Stored items
^^^^

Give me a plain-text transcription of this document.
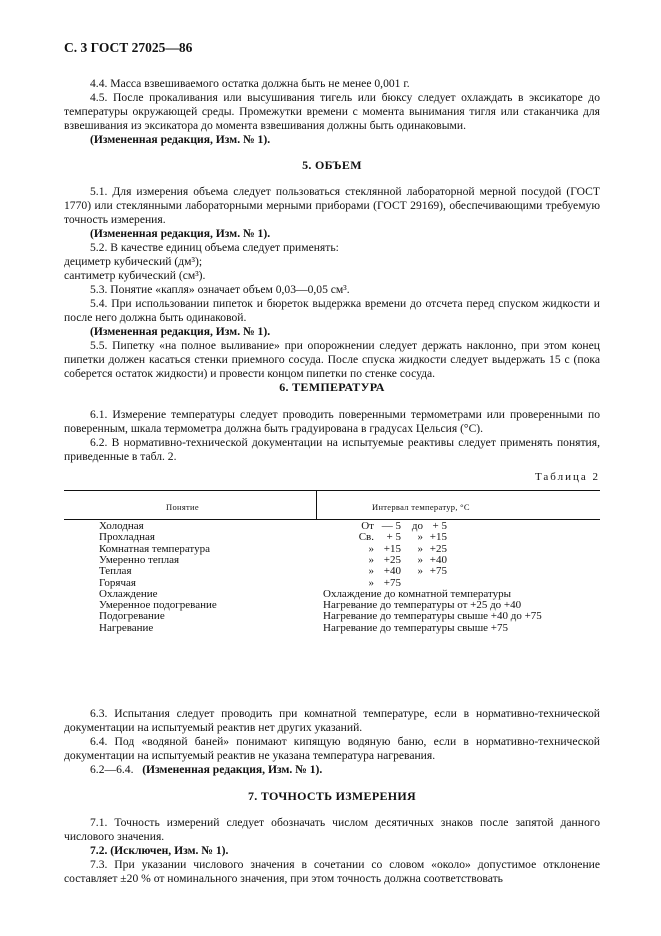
С. 3 ГОСТ 27025—86
4.4. Масса взвешиваемого остатка должна быть не менее 0,001 г.
4.5. После прокаливания или высушивания тигель или бюксу следует охлаждать в эксикаторе до температуры окружающей среды. Промежутки времени с момента вынимания тигля или стаканчика для взвешивания из эксикатора до момента взвешивания должны быть одинаковыми.
(Измененная редакция, Изм. № 1).
5. ОБЪЕМ
5.1. Для измерения объема следует пользоваться стеклянной лабораторной мерной посудой (ГОСТ 1770) или стеклянными лабораторными мерными приборами (ГОСТ 29169), обеспечивающими требуемую точность измерения.
(Измененная редакция, Изм. № 1).
5.2. В качестве единиц объема следует применять:
дециметр кубический (дм³);
сантиметр кубический (см³).
5.3. Понятие «капля» означает объем 0,03—0,05 см³.
5.4. При использовании пипеток и бюреток выдержка времени до отсчета перед спуском жидкости и после него должна быть одинаковой.
(Измененная редакция, Изм. № 1).
5.5. Пипетку «на полное выливание» при опорожнении следует держать наклонно, при этом конец пипетки должен касаться стенки приемного сосуда. После спуска жидкости следует выдержать 15 с (пока соберется остаток жидкости) и провести концом пипетки по стенке сосуда.
6. ТЕМПЕРАТУРА
6.1. Измерение температуры следует проводить поверенными термометрами или проверенными по поверенным, шкала термометра должна быть градуирована в градусах Цельсия (°С).
6.2. В нормативно-технической документации на испытуемые реактивы следует применять понятия, приведенные в табл. 2.
Таблица 2
Понятие	Интервал температур, °С
Холодная	От — 5 до + 5
Прохладная	Св. + 5 » +15
Комнатная температура	» +15 » +25
Умеренно теплая	» +25 » +40
Теплая	» +40 » +75
Горячая	» +75
Охлаждение	Охлаждение до комнатной температуры
Умеренное подогревание	Нагревание до температуры от +25 до +40
Подогревание	Нагревание до температуры свыше +40 до +75
Нагревание	Нагревание до температуры свыше +75
6.3. Испытания следует проводить при комнатной температуре, если в нормативно-технической документации на испытуемый реактив нет других указаний.
6.4. Под «водяной баней» понимают кипящую водяную баню, если в нормативно-технической документации на испытуемый реактив не указана температура нагревания.
6.2—6.4. (Измененная редакция, Изм. № 1).
7. ТОЧНОСТЬ ИЗМЕРЕНИЯ
7.1. Точность измерений следует обозначать числом десятичных знаков после запятой данного числового значения.
7.2. (Исключен, Изм. № 1).
7.3. При указании числового значения в сочетании со словом «около» допустимое отклонение составляет ±20 % от номинального значения, при этом точность должна соответствовать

^^^^

**TASK TO CARRY OUT**
Repeat the material above in full and exactly, apart from the pictures.

**COMPLETE RESPONSE**
Give me a plain-text transcription of this document.
С. 3 ГОСТ 27025—86
4.4. Масса взвешиваемого остатка должна быть не менее 0,001 г.
4.5. После прокаливания или высушивания тигель или бюксу следует охлаждать в эксикаторе до температуры окружающей среды. Промежутки времени с момента вынимания тигля или стаканчика для взвешивания из эксикатора до момента взвешивания должны быть одинаковыми.
(Измененная редакция, Изм. № 1).
5. ОБЪЕМ
5.1. Для измерения объема следует пользоваться стеклянной лабораторной мерной посудой (ГОСТ 1770) или стеклянными лабораторными мерными приборами (ГОСТ 29169), обеспечивающими требуемую точность измерения.
(Измененная редакция, Изм. № 1).
5.2. В качестве единиц объема следует применять:
дециметр кубический (дм³);
сантиметр кубический (см³).
5.3. Понятие «капля» означает объем 0,03—0,05 см³.
5.4. При использовании пипеток и бюреток выдержка времени до отсчета перед спуском жидкости и после него должна быть одинаковой.
(Измененная редакция, Изм. № 1).
5.5. Пипетку «на полное выливание» при опорожнении следует держать наклонно, при этом конец пипетки должен касаться стенки приемного сосуда. После спуска жидкости следует выдержать 15 с (пока соберется остаток жидкости) и провести концом пипетки по стенке сосуда.
6. ТЕМПЕРАТУРА
6.1. Измерение температуры следует проводить поверенными термометрами или проверенными по поверенным, шкала термометра должна быть градуирована в градусах Цельсия (°С).
6.2. В нормативно-технической документации на испытуемые реактивы следует применять понятия, приведенные в табл. 2.
Таблица 2
Понятие	Интервал температур, °С
Холодная	От — 5 до + 5
Прохладная	Св. + 5 » +15
Комнатная температура	» +15 » +25
Умеренно теплая	» +25 » +40
Теплая	» +40 » +75
Горячая	» +75
Охлаждение	Охлаждение до комнатной температуры
Умеренное подогревание	Нагревание до температуры от +25 до +40
Подогревание	Нагревание до температуры свыше +40 до +75
Нагревание	Нагревание до температуры свыше +75
6.3. Испытания следует проводить при комнатной температуре, если в нормативно-технической документации на испытуемый реактив нет других указаний.
6.4. Под «водяной баней» понимают кипящую водяную баню, если в нормативно-технической документации на испытуемый реактив не указана температура нагревания.
6.2—6.4. (Измененная редакция, Изм. № 1).
7. ТОЧНОСТЬ ИЗМЕРЕНИЯ
7.1. Точность измерений следует обозначать числом десятичных знаков после запятой данного числового значения.
7.2. (Исключен, Изм. № 1).
7.3. При указании числового значения в сочетании со словом «около» допустимое отклонение составляет ±20 % от номинального значения, при этом точность должна соответствовать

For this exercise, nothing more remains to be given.